▶ _WHAT YOU ARE ASKED TO DO_:
Copy out every line containing the word "title".

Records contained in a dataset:
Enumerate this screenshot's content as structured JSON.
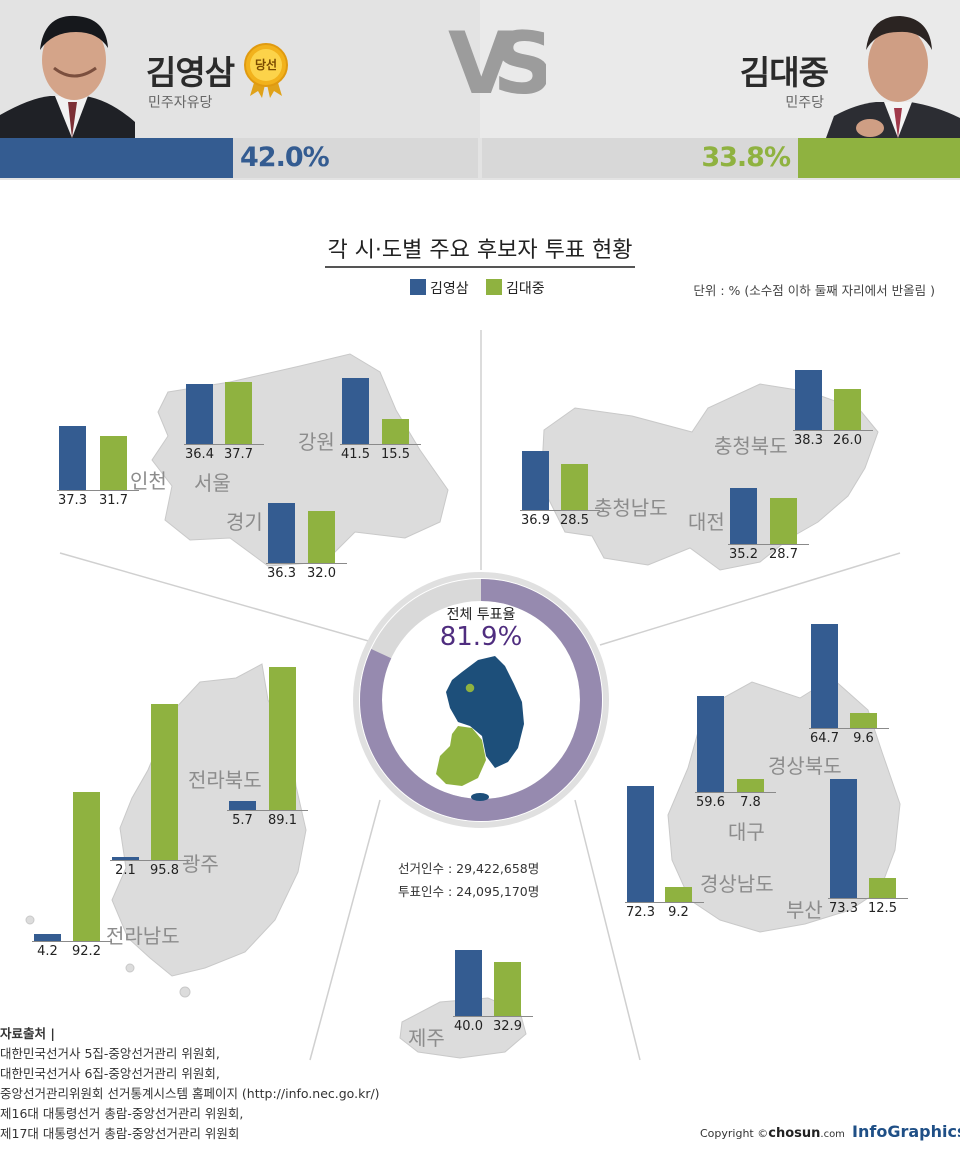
{
  "header": {
    "candidate_a": {
      "name": "김영삼",
      "party": "민주자유당",
      "badge": "당선",
      "pct": "42.0%",
      "color": "#345c91"
    },
    "candidate_b": {
      "name": "김대중",
      "party": "민주당",
      "pct": "33.8%",
      "color": "#8fb240"
    },
    "vs": "VS"
  },
  "title": "각 시·도별 주요 후보자 투표 현황",
  "legend": {
    "a": "김영삼",
    "b": "김대중"
  },
  "unit_note": "단위 : % (소수점 이하 둘째 자리에서 반올림 )",
  "center": {
    "label": "전체 투표율",
    "value": "81.9%",
    "turnout": 81.9,
    "voters": "선거인수 : 29,422,658명",
    "ballots": "투표인수 : 24,095,170명"
  },
  "chart_data": {
    "type": "bar",
    "title": "각 시·도별 주요 후보자 투표 현황",
    "unit": "%",
    "series": [
      {
        "name": "김영삼",
        "color": "#345c91"
      },
      {
        "name": "김대중",
        "color": "#8fb240"
      }
    ],
    "regions": [
      {
        "name": "인천",
        "values": [
          37.3,
          31.7
        ]
      },
      {
        "name": "서울",
        "values": [
          36.4,
          37.7
        ]
      },
      {
        "name": "강원",
        "values": [
          41.5,
          15.5
        ]
      },
      {
        "name": "경기",
        "values": [
          36.3,
          32.0
        ]
      },
      {
        "name": "충청북도",
        "values": [
          38.3,
          26.0
        ]
      },
      {
        "name": "충청남도",
        "values": [
          36.9,
          28.5
        ]
      },
      {
        "name": "대전",
        "values": [
          35.2,
          28.7
        ]
      },
      {
        "name": "전라북도",
        "values": [
          5.7,
          89.1
        ]
      },
      {
        "name": "광주",
        "values": [
          2.1,
          95.8
        ]
      },
      {
        "name": "전라남도",
        "values": [
          4.2,
          92.2
        ]
      },
      {
        "name": "경상북도",
        "values": [
          64.7,
          9.6
        ]
      },
      {
        "name": "대구",
        "values": [
          59.6,
          7.8
        ]
      },
      {
        "name": "경상남도",
        "values": [
          72.3,
          9.2
        ]
      },
      {
        "name": "부산",
        "values": [
          73.3,
          12.5
        ]
      },
      {
        "name": "제주",
        "values": [
          40.0,
          32.9
        ]
      }
    ]
  },
  "source": {
    "title": "자료출처 |",
    "lines": [
      "대한민국선거사 5집-중앙선거관리 위원회,",
      "대한민국선거사 6집-중앙선거관리 위원회,",
      "중앙선거관리위원회 선거통계시스템 홈페이지 (http://info.nec.go.kr/)",
      "제16대 대통령선거 총람-중앙선거관리 위원회,",
      "제17대 대통령선거 총람-중앙선거관리 위원회"
    ]
  },
  "footer": {
    "copyright": "Copyright ©",
    "brand": "chosun",
    "brand_suffix": ".com",
    "infographics": "InfoGraphics"
  }
}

▶ _SOLUTION TO THE EXERCISE_:
  "title": "각 시·도별 주요 후보자 투표 현황",
    "title": "각 시·도별 주요 후보자 투표 현황",
    "title": "자료출처 |",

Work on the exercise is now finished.